* **EXERCISE REQUIREMENTS**: Copy out all the lines exactly. Omit pictures.

* **PROVIDED RECORDS**:
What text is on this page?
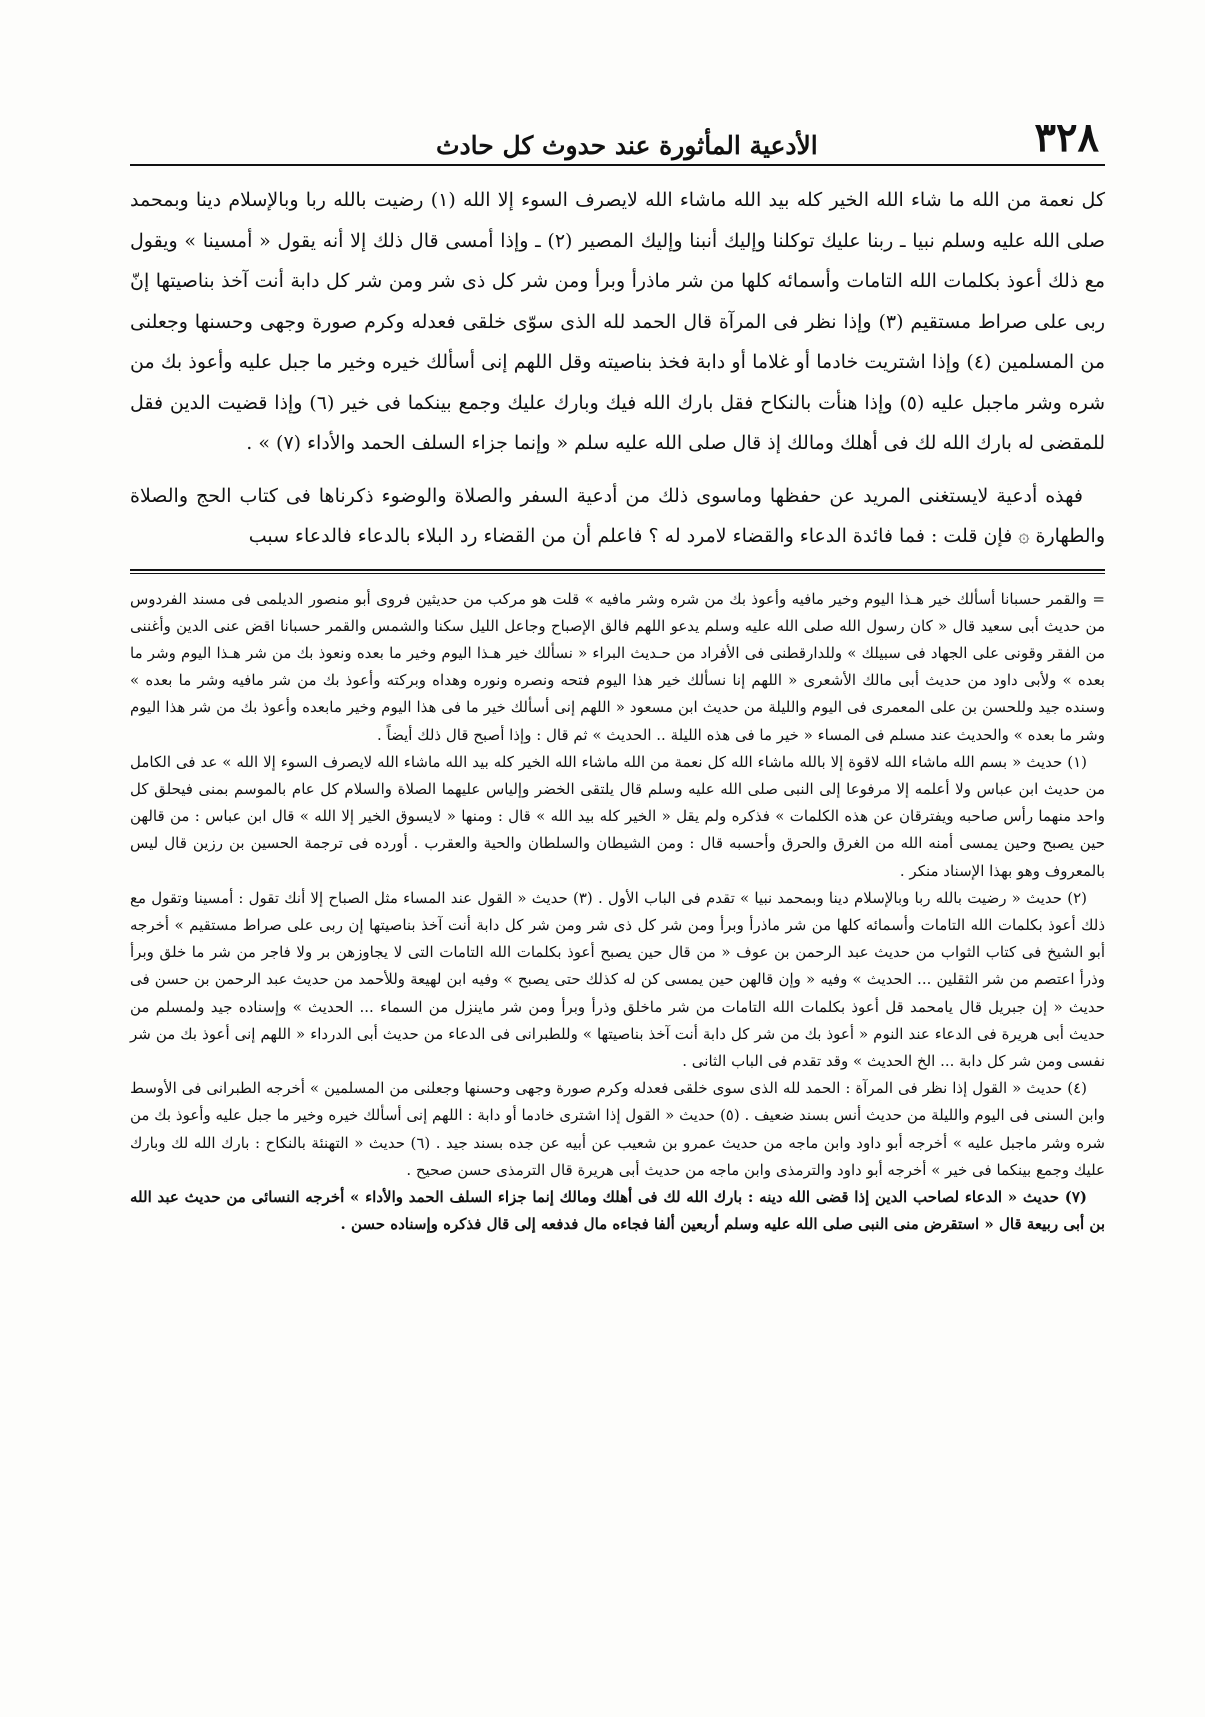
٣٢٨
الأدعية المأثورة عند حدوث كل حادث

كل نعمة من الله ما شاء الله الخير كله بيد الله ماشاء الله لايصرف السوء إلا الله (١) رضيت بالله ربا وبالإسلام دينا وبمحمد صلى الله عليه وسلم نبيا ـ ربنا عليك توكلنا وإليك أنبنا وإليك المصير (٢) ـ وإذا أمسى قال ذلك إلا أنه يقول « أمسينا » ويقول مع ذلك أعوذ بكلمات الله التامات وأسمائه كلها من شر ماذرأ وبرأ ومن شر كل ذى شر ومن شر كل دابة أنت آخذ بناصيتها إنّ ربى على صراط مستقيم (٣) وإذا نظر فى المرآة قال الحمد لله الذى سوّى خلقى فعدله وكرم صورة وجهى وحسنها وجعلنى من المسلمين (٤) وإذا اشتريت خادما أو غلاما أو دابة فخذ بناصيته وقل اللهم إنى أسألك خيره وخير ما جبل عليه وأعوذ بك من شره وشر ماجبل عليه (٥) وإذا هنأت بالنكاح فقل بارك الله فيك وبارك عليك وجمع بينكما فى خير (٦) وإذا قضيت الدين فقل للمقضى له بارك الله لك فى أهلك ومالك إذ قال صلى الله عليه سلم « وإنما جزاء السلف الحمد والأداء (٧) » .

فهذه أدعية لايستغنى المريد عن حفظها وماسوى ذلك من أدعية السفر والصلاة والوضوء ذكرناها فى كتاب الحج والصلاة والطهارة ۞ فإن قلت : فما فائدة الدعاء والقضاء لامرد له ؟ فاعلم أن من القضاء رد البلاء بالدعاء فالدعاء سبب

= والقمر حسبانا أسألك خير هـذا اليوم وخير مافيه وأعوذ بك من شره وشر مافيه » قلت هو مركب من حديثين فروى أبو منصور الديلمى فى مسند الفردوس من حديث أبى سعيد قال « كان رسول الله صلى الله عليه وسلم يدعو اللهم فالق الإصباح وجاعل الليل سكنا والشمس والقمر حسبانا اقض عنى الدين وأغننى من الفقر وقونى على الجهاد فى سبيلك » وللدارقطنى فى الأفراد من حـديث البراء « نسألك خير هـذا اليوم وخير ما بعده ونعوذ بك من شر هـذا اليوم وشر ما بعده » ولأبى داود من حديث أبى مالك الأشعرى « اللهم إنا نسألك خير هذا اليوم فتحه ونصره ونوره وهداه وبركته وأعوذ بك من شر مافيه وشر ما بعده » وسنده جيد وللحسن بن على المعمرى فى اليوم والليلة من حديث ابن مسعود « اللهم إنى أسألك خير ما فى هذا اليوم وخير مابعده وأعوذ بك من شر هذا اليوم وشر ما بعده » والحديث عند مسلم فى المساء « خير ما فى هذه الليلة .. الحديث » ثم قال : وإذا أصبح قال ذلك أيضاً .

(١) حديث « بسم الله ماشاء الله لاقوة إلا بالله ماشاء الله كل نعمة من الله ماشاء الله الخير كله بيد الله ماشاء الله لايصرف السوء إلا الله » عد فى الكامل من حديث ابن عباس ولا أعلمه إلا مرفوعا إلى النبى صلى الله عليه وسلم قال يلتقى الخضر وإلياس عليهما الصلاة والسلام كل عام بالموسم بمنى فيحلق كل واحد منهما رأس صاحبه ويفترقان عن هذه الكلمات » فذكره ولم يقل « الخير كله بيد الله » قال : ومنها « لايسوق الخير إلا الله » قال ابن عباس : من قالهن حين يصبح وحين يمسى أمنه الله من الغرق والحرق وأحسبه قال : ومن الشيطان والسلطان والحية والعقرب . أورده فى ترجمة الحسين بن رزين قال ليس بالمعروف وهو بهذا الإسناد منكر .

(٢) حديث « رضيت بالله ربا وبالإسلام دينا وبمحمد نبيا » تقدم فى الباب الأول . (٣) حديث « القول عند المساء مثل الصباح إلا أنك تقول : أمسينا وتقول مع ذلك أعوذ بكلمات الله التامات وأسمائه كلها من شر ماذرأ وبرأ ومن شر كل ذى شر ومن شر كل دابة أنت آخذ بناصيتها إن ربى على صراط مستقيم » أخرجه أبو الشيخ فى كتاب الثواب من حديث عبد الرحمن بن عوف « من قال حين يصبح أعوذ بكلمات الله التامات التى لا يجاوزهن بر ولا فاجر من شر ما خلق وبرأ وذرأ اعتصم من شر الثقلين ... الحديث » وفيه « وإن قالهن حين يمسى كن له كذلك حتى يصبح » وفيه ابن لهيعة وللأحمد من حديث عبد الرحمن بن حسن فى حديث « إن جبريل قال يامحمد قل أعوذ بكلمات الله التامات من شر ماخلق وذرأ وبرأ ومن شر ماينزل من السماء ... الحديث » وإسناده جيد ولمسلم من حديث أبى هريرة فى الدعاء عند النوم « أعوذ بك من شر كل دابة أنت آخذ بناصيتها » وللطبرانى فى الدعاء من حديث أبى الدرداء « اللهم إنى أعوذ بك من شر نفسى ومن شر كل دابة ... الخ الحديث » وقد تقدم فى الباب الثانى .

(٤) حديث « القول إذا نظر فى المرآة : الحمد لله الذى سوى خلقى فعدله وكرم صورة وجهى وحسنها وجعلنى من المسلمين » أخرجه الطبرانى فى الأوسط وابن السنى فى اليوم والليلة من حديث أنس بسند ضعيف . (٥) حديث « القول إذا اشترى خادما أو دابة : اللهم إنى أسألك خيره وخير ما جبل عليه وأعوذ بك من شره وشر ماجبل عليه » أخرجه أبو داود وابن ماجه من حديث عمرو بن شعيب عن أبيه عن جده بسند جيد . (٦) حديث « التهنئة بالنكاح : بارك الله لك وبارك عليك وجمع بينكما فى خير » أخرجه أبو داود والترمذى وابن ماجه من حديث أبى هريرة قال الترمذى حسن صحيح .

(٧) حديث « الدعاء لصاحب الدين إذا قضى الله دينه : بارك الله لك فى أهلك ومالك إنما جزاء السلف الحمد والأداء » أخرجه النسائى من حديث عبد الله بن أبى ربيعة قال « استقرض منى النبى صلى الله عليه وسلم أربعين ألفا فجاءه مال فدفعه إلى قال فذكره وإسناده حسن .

* **PROBLEM SOLUTION**:
What text is on this page?
٣٢٨
الأدعية المأثورة عند حدوث كل حادث

كل نعمة من الله ما شاء الله الخير كله بيد الله ماشاء الله لايصرف السوء إلا الله (١) رضيت بالله ربا وبالإسلام دينا وبمحمد صلى الله عليه وسلم نبيا ـ ربنا عليك توكلنا وإليك أنبنا وإليك المصير (٢) ـ وإذا أمسى قال ذلك إلا أنه يقول « أمسينا » ويقول مع ذلك أعوذ بكلمات الله التامات وأسمائه كلها من شر ماذرأ وبرأ ومن شر كل ذى شر ومن شر كل دابة أنت آخذ بناصيتها إنّ ربى على صراط مستقيم (٣) وإذا نظر فى المرآة قال الحمد لله الذى سوّى خلقى فعدله وكرم صورة وجهى وحسنها وجعلنى من المسلمين (٤) وإذا اشتريت خادما أو غلاما أو دابة فخذ بناصيته وقل اللهم إنى أسألك خيره وخير ما جبل عليه وأعوذ بك من شره وشر ماجبل عليه (٥) وإذا هنأت بالنكاح فقل بارك الله فيك وبارك عليك وجمع بينكما فى خير (٦) وإذا قضيت الدين فقل للمقضى له بارك الله لك فى أهلك ومالك إذ قال صلى الله عليه سلم « وإنما جزاء السلف الحمد والأداء (٧) » .

فهذه أدعية لايستغنى المريد عن حفظها وماسوى ذلك من أدعية السفر والصلاة والوضوء ذكرناها فى كتاب الحج والصلاة والطهارة ۞ فإن قلت : فما فائدة الدعاء والقضاء لامرد له ؟ فاعلم أن من القضاء رد البلاء بالدعاء فالدعاء سبب

= والقمر حسبانا أسألك خير هـذا اليوم وخير مافيه وأعوذ بك من شره وشر مافيه » قلت هو مركب من حديثين فروى أبو منصور الديلمى فى مسند الفردوس من حديث أبى سعيد قال « كان رسول الله صلى الله عليه وسلم يدعو اللهم فالق الإصباح وجاعل الليل سكنا والشمس والقمر حسبانا اقض عنى الدين وأغننى من الفقر وقونى على الجهاد فى سبيلك » وللدارقطنى فى الأفراد من حـديث البراء « نسألك خير هـذا اليوم وخير ما بعده ونعوذ بك من شر هـذا اليوم وشر ما بعده » ولأبى داود من حديث أبى مالك الأشعرى « اللهم إنا نسألك خير هذا اليوم فتحه ونصره ونوره وهداه وبركته وأعوذ بك من شر مافيه وشر ما بعده » وسنده جيد وللحسن بن على المعمرى فى اليوم والليلة من حديث ابن مسعود « اللهم إنى أسألك خير ما فى هذا اليوم وخير مابعده وأعوذ بك من شر هذا اليوم وشر ما بعده » والحديث عند مسلم فى المساء « خير ما فى هذه الليلة .. الحديث » ثم قال : وإذا أصبح قال ذلك أيضاً .

(١) حديث « بسم الله ماشاء الله لاقوة إلا بالله ماشاء الله كل نعمة من الله ماشاء الله الخير كله بيد الله ماشاء الله لايصرف السوء إلا الله » عد فى الكامل من حديث ابن عباس ولا أعلمه إلا مرفوعا إلى النبى صلى الله عليه وسلم قال يلتقى الخضر وإلياس عليهما الصلاة والسلام كل عام بالموسم بمنى فيحلق كل واحد منهما رأس صاحبه ويفترقان عن هذه الكلمات » فذكره ولم يقل « الخير كله بيد الله » قال : ومنها « لايسوق الخير إلا الله » قال ابن عباس : من قالهن حين يصبح وحين يمسى أمنه الله من الغرق والحرق وأحسبه قال : ومن الشيطان والسلطان والحية والعقرب . أورده فى ترجمة الحسين بن رزين قال ليس بالمعروف وهو بهذا الإسناد منكر .

(٢) حديث « رضيت بالله ربا وبالإسلام دينا وبمحمد نبيا » تقدم فى الباب الأول . (٣) حديث « القول عند المساء مثل الصباح إلا أنك تقول : أمسينا وتقول مع ذلك أعوذ بكلمات الله التامات وأسمائه كلها من شر ماذرأ وبرأ ومن شر كل ذى شر ومن شر كل دابة أنت آخذ بناصيتها إن ربى على صراط مستقيم » أخرجه أبو الشيخ فى كتاب الثواب من حديث عبد الرحمن بن عوف « من قال حين يصبح أعوذ بكلمات الله التامات التى لا يجاوزهن بر ولا فاجر من شر ما خلق وبرأ وذرأ اعتصم من شر الثقلين ... الحديث » وفيه « وإن قالهن حين يمسى كن له كذلك حتى يصبح » وفيه ابن لهيعة وللأحمد من حديث عبد الرحمن بن حسن فى حديث « إن جبريل قال يامحمد قل أعوذ بكلمات الله التامات من شر ماخلق وذرأ وبرأ ومن شر ماينزل من السماء ... الحديث » وإسناده جيد ولمسلم من حديث أبى هريرة فى الدعاء عند النوم « أعوذ بك من شر كل دابة أنت آخذ بناصيتها » وللطبرانى فى الدعاء من حديث أبى الدرداء « اللهم إنى أعوذ بك من شر نفسى ومن شر كل دابة ... الخ الحديث » وقد تقدم فى الباب الثانى .

(٤) حديث « القول إذا نظر فى المرآة : الحمد لله الذى سوى خلقى فعدله وكرم صورة وجهى وحسنها وجعلنى من المسلمين » أخرجه الطبرانى فى الأوسط وابن السنى فى اليوم والليلة من حديث أنس بسند ضعيف . (٥) حديث « القول إذا اشترى خادما أو دابة : اللهم إنى أسألك خيره وخير ما جبل عليه وأعوذ بك من شره وشر ماجبل عليه » أخرجه أبو داود وابن ماجه من حديث عمرو بن شعيب عن أبيه عن جده بسند جيد . (٦) حديث « التهنئة بالنكاح : بارك الله لك وبارك عليك وجمع بينكما فى خير » أخرجه أبو داود والترمذى وابن ماجه من حديث أبى هريرة قال الترمذى حسن صحيح .

(٧) حديث « الدعاء لصاحب الدين إذا قضى الله دينه : بارك الله لك فى أهلك ومالك إنما جزاء السلف الحمد والأداء » أخرجه النسائى من حديث عبد الله بن أبى ربيعة قال « استقرض منى النبى صلى الله عليه وسلم أربعين ألفا فجاءه مال فدفعه إلى قال فذكره وإسناده حسن .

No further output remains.